WRITTEN PROBLEM:
For the copy, please give all of the data again exactly and leave the pictures out.

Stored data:

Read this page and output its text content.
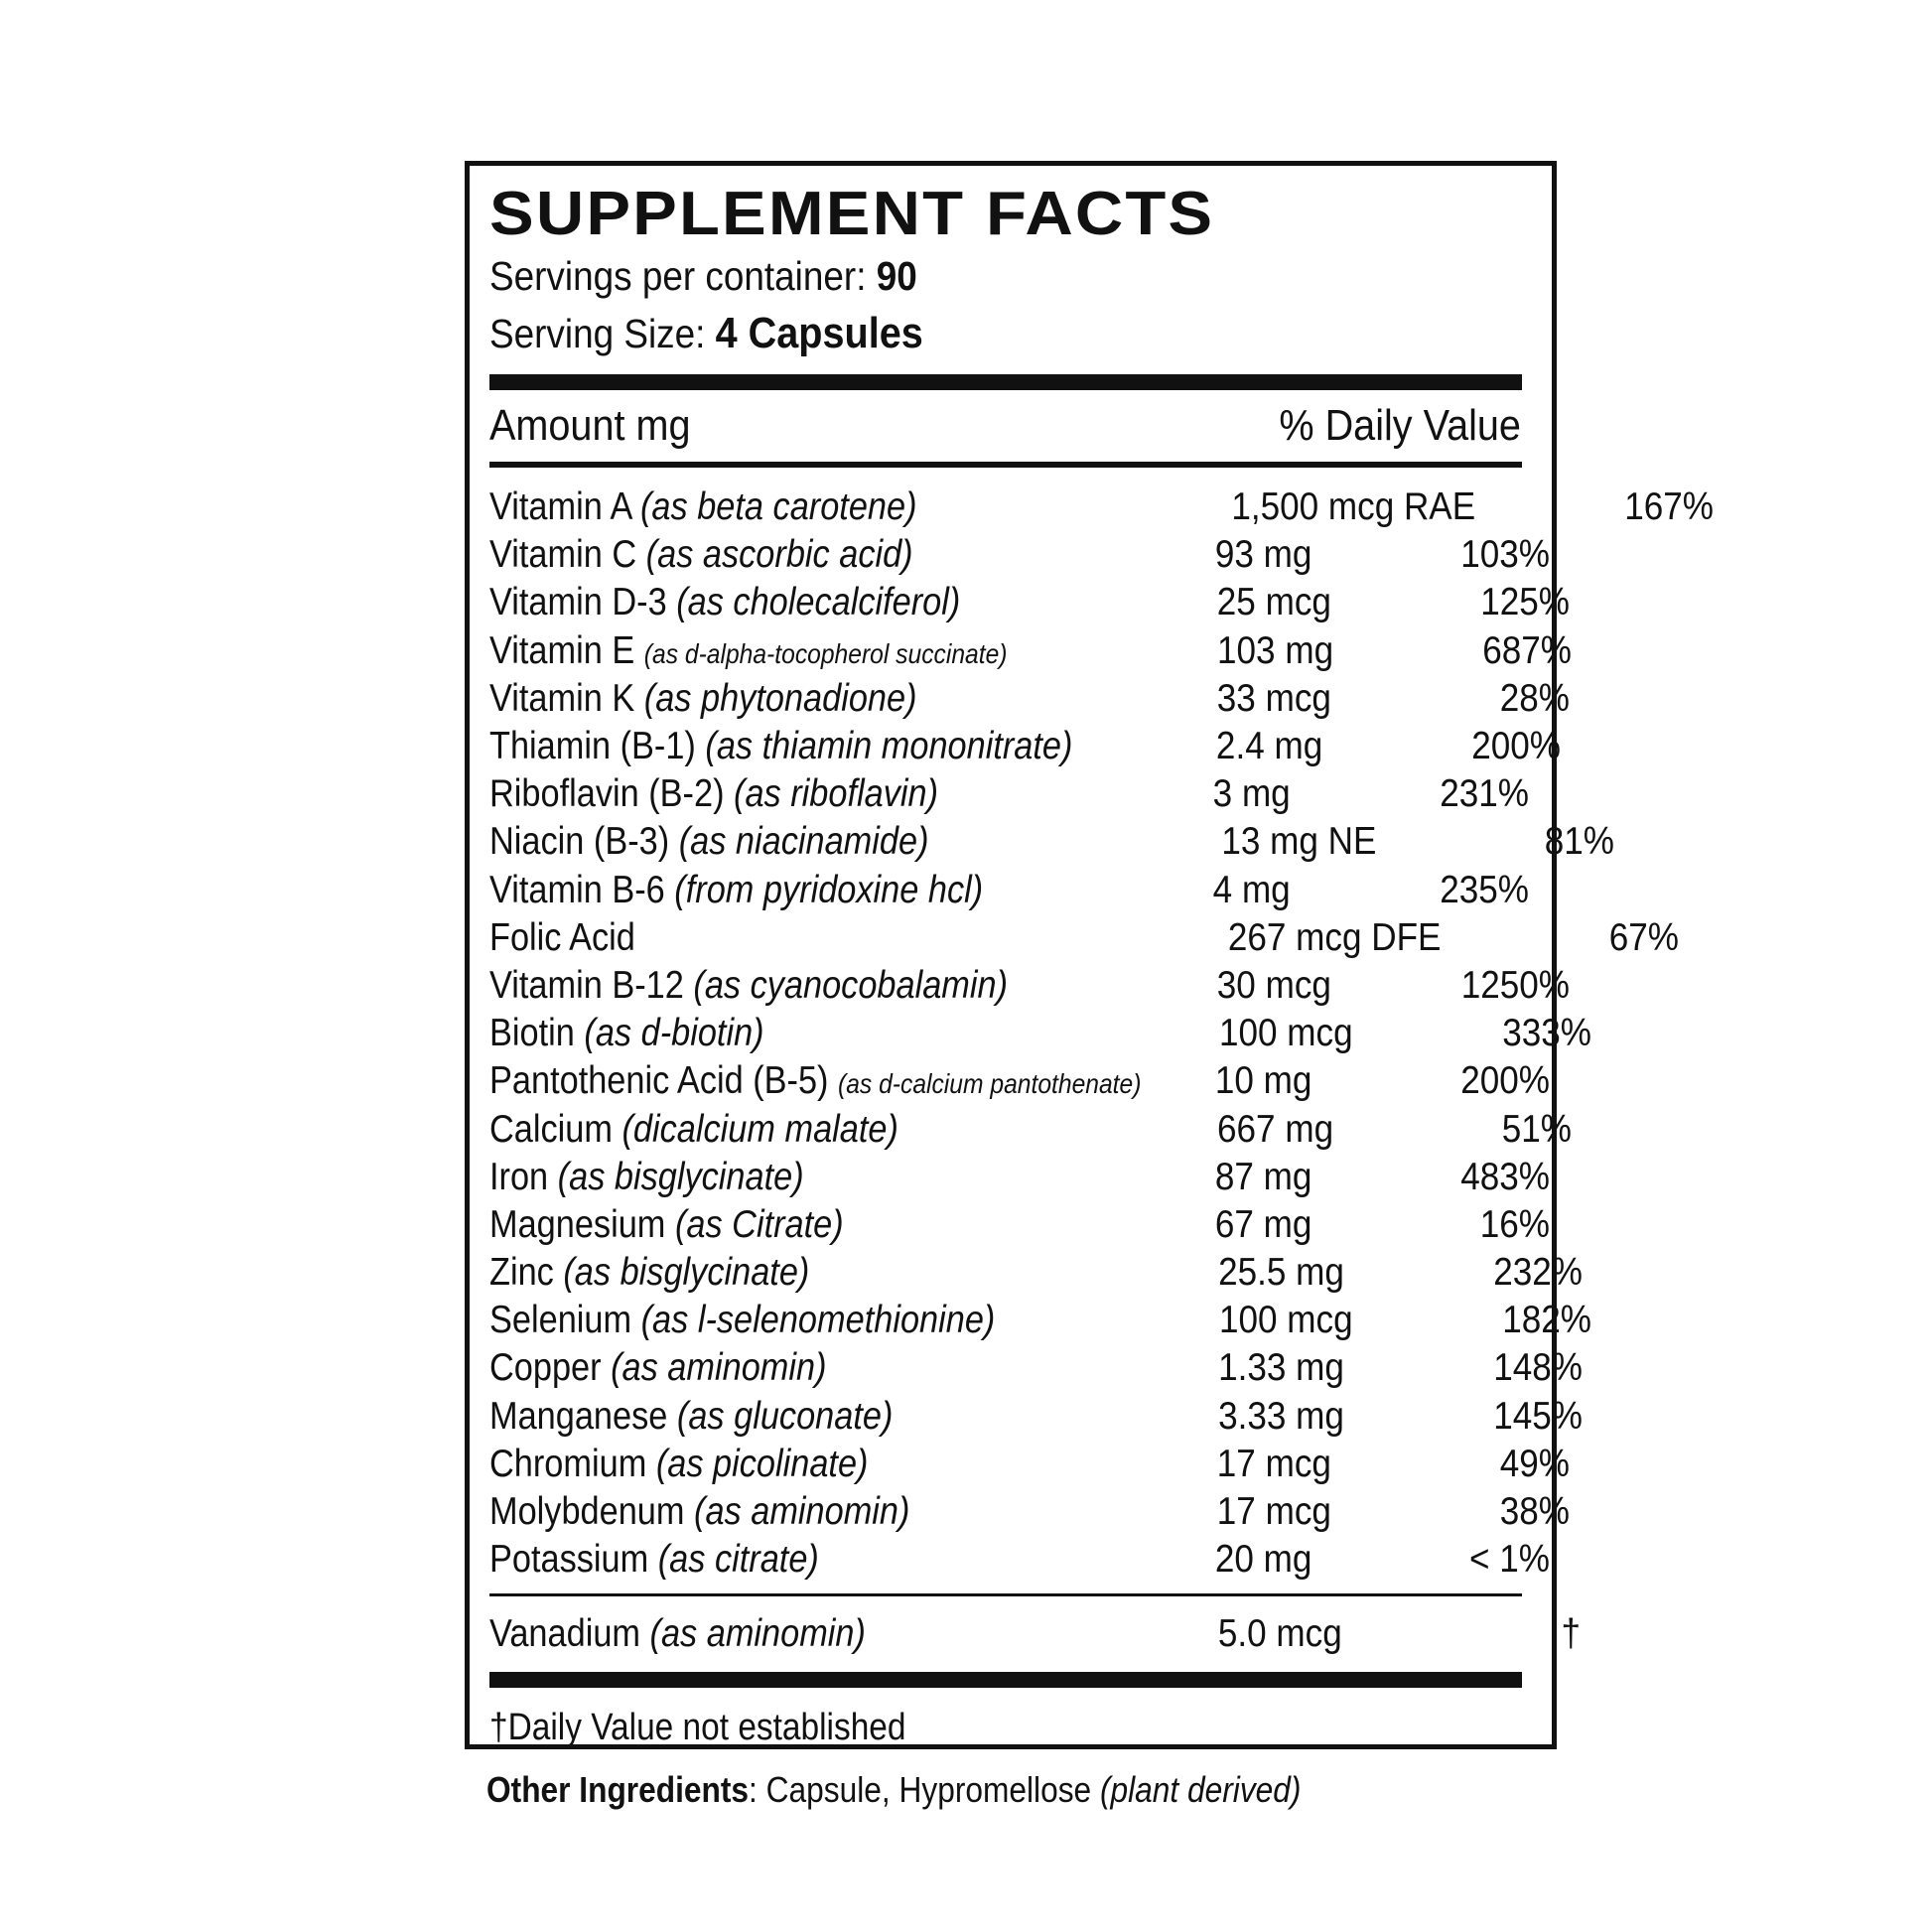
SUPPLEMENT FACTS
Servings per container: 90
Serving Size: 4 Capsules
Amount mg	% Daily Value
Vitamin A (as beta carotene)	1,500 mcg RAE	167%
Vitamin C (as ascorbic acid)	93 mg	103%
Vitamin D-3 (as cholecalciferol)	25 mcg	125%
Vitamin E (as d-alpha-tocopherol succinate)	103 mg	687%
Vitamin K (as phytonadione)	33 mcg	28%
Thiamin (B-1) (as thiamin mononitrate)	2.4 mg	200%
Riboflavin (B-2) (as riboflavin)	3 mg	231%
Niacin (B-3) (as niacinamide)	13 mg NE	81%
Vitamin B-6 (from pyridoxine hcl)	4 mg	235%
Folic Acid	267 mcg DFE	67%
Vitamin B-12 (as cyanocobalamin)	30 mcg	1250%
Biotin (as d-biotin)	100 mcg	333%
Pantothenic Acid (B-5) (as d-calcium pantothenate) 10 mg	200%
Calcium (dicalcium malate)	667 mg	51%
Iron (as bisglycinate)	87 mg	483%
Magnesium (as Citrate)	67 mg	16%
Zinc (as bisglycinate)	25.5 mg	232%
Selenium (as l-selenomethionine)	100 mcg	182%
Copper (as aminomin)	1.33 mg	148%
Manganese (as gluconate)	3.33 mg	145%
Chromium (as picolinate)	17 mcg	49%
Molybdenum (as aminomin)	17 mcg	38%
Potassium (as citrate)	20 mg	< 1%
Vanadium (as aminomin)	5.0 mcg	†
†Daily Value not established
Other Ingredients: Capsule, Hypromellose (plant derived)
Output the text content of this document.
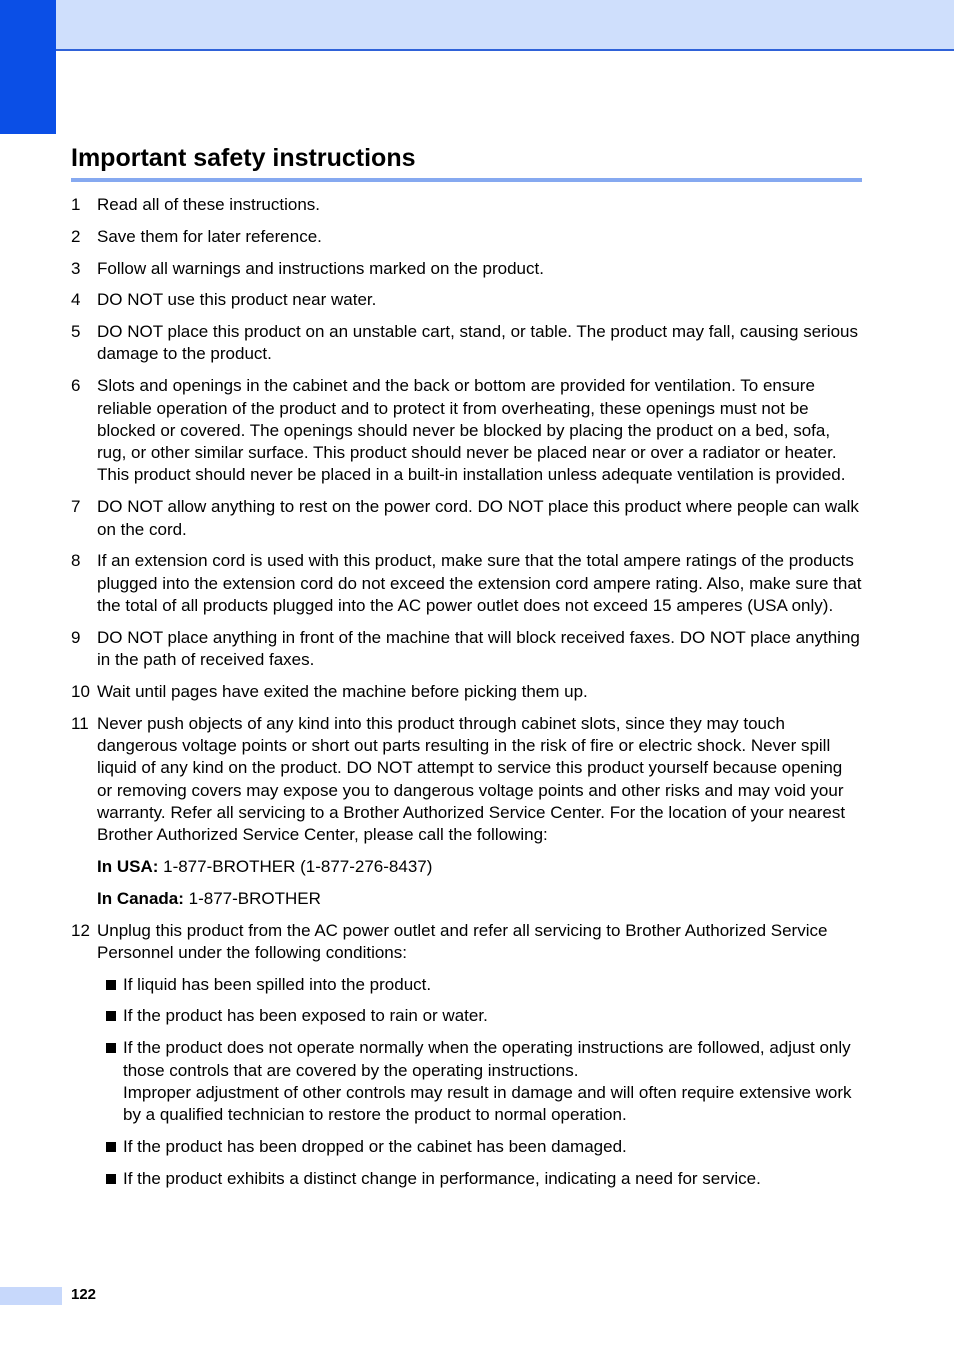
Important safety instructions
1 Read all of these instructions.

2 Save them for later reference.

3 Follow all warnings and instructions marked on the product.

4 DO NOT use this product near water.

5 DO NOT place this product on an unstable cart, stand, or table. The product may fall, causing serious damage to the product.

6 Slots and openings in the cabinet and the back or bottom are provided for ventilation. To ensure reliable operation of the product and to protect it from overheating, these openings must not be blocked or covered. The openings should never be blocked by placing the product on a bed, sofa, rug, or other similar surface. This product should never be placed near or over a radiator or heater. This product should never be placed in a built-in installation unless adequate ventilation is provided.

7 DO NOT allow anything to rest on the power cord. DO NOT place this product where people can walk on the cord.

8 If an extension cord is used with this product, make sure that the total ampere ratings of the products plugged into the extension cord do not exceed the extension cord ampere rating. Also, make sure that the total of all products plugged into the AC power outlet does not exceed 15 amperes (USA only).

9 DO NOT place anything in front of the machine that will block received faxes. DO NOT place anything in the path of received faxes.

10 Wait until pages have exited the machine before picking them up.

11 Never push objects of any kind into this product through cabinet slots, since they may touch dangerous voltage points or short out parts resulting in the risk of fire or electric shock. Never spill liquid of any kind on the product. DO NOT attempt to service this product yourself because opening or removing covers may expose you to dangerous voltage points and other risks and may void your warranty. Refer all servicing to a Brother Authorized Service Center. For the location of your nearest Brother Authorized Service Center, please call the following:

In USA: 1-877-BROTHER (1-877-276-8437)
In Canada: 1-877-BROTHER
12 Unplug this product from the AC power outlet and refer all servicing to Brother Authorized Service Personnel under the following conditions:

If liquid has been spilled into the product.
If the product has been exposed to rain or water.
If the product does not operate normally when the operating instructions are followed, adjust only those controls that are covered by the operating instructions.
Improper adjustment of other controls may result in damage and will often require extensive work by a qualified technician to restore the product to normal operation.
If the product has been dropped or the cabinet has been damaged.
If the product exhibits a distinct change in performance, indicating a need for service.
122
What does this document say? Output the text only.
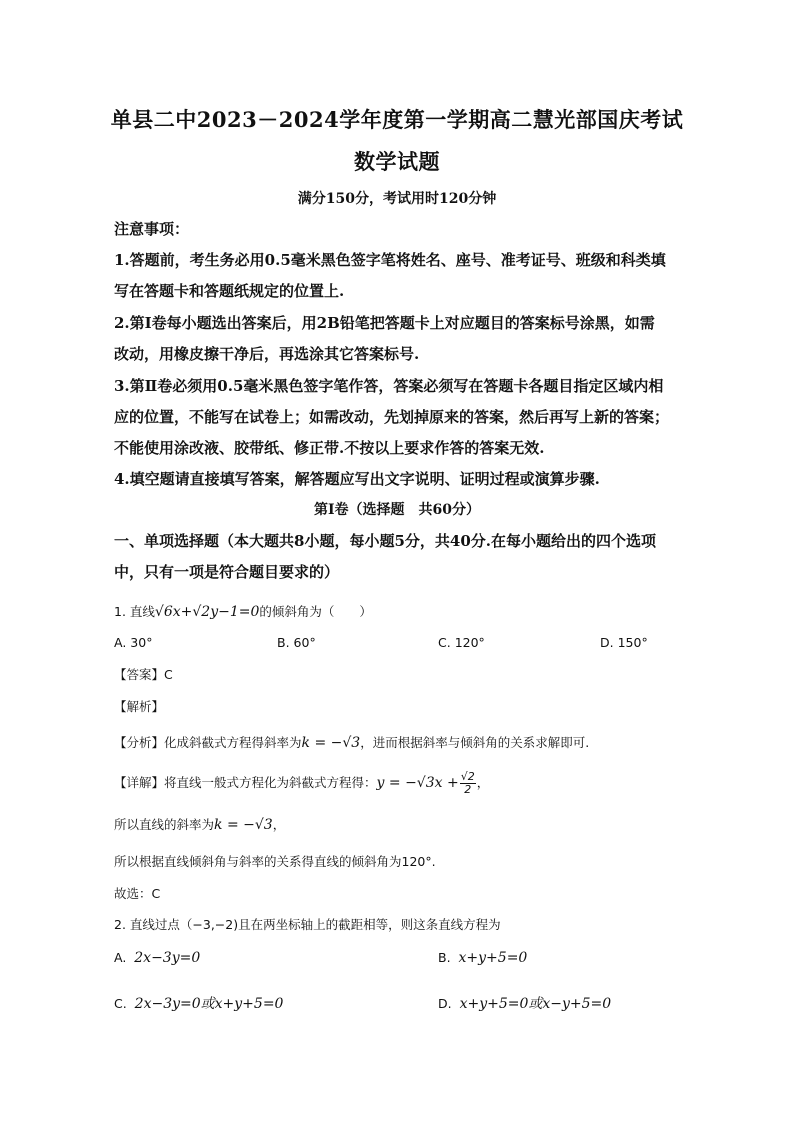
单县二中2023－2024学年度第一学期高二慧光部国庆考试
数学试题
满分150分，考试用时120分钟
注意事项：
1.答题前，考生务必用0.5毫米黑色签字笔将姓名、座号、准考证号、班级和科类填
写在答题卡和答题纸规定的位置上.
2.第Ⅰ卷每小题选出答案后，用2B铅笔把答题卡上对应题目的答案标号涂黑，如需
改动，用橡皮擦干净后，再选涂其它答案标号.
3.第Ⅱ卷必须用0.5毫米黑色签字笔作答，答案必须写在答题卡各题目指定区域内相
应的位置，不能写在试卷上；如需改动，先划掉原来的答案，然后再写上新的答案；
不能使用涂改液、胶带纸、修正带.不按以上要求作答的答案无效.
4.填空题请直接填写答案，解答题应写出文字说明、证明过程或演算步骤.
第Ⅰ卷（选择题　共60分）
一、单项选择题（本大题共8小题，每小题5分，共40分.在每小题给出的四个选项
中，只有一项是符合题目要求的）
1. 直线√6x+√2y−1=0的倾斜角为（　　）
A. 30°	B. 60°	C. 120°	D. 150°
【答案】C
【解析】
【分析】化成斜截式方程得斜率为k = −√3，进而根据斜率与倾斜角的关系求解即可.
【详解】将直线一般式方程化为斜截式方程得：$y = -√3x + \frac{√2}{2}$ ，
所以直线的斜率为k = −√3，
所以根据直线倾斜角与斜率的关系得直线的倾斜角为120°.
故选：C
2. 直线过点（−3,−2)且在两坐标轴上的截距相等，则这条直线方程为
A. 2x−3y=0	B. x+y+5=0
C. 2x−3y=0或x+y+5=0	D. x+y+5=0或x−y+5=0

TASK RESULT:
Read this page and output its text content.
SUPPLEMENT FACTS
Servings per container: 90
Serving Size: 4 Capsules
Amount mg	% Daily Value
Vitamin A (as beta carotene)	1,500 mcg RAE	167%
Vitamin C (as ascorbic acid)	93 mg	103%
Vitamin D-3 (as cholecalciferol)	25 mcg	125%
Vitamin E (as d-alpha-tocopherol succinate)	103 mg	687%
Vitamin K (as phytonadione)	33 mcg	28%
Thiamin (B-1) (as thiamin mononitrate)	2.4 mg	200%
Riboflavin (B-2) (as riboflavin)	3 mg	231%
Niacin (B-3) (as niacinamide)	13 mg NE	81%
Vitamin B-6 (from pyridoxine hcl)	4 mg	235%
Folic Acid	267 mcg DFE	67%
Vitamin B-12 (as cyanocobalamin)	30 mcg	1250%
Biotin (as d-biotin)	100 mcg	333%
Pantothenic Acid (B-5) (as d-calcium pantothenate) 10 mg	200%
Calcium (dicalcium malate)	667 mg	51%
Iron (as bisglycinate)	87 mg	483%
Magnesium (as Citrate)	67 mg	16%
Zinc (as bisglycinate)	25.5 mg	232%
Selenium (as l-selenomethionine)	100 mcg	182%
Copper (as aminomin)	1.33 mg	148%
Manganese (as gluconate)	3.33 mg	145%
Chromium (as picolinate)	17 mcg	49%
Molybdenum (as aminomin)	17 mcg	38%
Potassium (as citrate)	20 mg	< 1%
Vanadium (as aminomin)	5.0 mcg	†
†Daily Value not established
Other Ingredients: Capsule, Hypromellose (plant derived)
Output the text content of this document.
Important safety instructions
1 Read all of these instructions.

2 Save them for later reference.

3 Follow all warnings and instructions marked on the product.

4 DO NOT use this product near water.

5 DO NOT place this product on an unstable cart, stand, or table. The product may fall, causing serious damage to the product.

6 Slots and openings in the cabinet and the back or bottom are provided for ventilation. To ensure reliable operation of the product and to protect it from overheating, these openings must not be blocked or covered. The openings should never be blocked by placing the product on a bed, sofa, rug, or other similar surface. This product should never be placed near or over a radiator or heater. This product should never be placed in a built-in installation unless adequate ventilation is provided.

7 DO NOT allow anything to rest on the power cord. DO NOT place this product where people can walk on the cord.

8 If an extension cord is used with this product, make sure that the total ampere ratings of the products plugged into the extension cord do not exceed the extension cord ampere rating. Also, make sure that the total of all products plugged into the AC power outlet does not exceed 15 amperes (USA only).

9 DO NOT place anything in front of the machine that will block received faxes. DO NOT place anything in the path of received faxes.

10 Wait until pages have exited the machine before picking them up.

11 Never push objects of any kind into this product through cabinet slots, since they may touch dangerous voltage points or short out parts resulting in the risk of fire or electric shock. Never spill liquid of any kind on the product. DO NOT attempt to service this product yourself because opening or removing covers may expose you to dangerous voltage points and other risks and may void your warranty. Refer all servicing to a Brother Authorized Service Center. For the location of your nearest Brother Authorized Service Center, please call the following:

In USA: 1-877-BROTHER (1-877-276-8437)
In Canada: 1-877-BROTHER
12 Unplug this product from the AC power outlet and refer all servicing to Brother Authorized Service Personnel under the following conditions:

If liquid has been spilled into the product.
If the product has been exposed to rain or water.
If the product does not operate normally when the operating instructions are followed, adjust only those controls that are covered by the operating instructions.
Improper adjustment of other controls may result in damage and will often require extensive work by a qualified technician to restore the product to normal operation.
If the product has been dropped or the cabinet has been damaged.
If the product exhibits a distinct change in performance, indicating a need for service.
122
What does this document say? Output the text only.
单县二中2023－2024学年度第一学期高二慧光部国庆考试
数学试题
满分150分，考试用时120分钟
注意事项：
1.答题前，考生务必用0.5毫米黑色签字笔将姓名、座号、准考证号、班级和科类填
写在答题卡和答题纸规定的位置上.
2.第Ⅰ卷每小题选出答案后，用2B铅笔把答题卡上对应题目的答案标号涂黑，如需
改动，用橡皮擦干净后，再选涂其它答案标号.
3.第Ⅱ卷必须用0.5毫米黑色签字笔作答，答案必须写在答题卡各题目指定区域内相
应的位置，不能写在试卷上；如需改动，先划掉原来的答案，然后再写上新的答案；
不能使用涂改液、胶带纸、修正带.不按以上要求作答的答案无效.
4.填空题请直接填写答案，解答题应写出文字说明、证明过程或演算步骤.
第Ⅰ卷（选择题　共60分）
一、单项选择题（本大题共8小题，每小题5分，共40分.在每小题给出的四个选项
中，只有一项是符合题目要求的）
1. 直线√6x+√2y−1=0的倾斜角为（　　）
A. 30°	B. 60°	C. 120°	D. 150°
【答案】C
【解析】
【分析】化成斜截式方程得斜率为k = −√3，进而根据斜率与倾斜角的关系求解即可.
【详解】将直线一般式方程化为斜截式方程得：$y = -√3x + \frac{√2}{2}$ ，
所以直线的斜率为k = −√3，
所以根据直线倾斜角与斜率的关系得直线的倾斜角为120°.
故选：C
2. 直线过点（−3,−2)且在两坐标轴上的截距相等，则这条直线方程为
A. 2x−3y=0	B. x+y+5=0
C. 2x−3y=0或x+y+5=0	D. x+y+5=0或x−y+5=0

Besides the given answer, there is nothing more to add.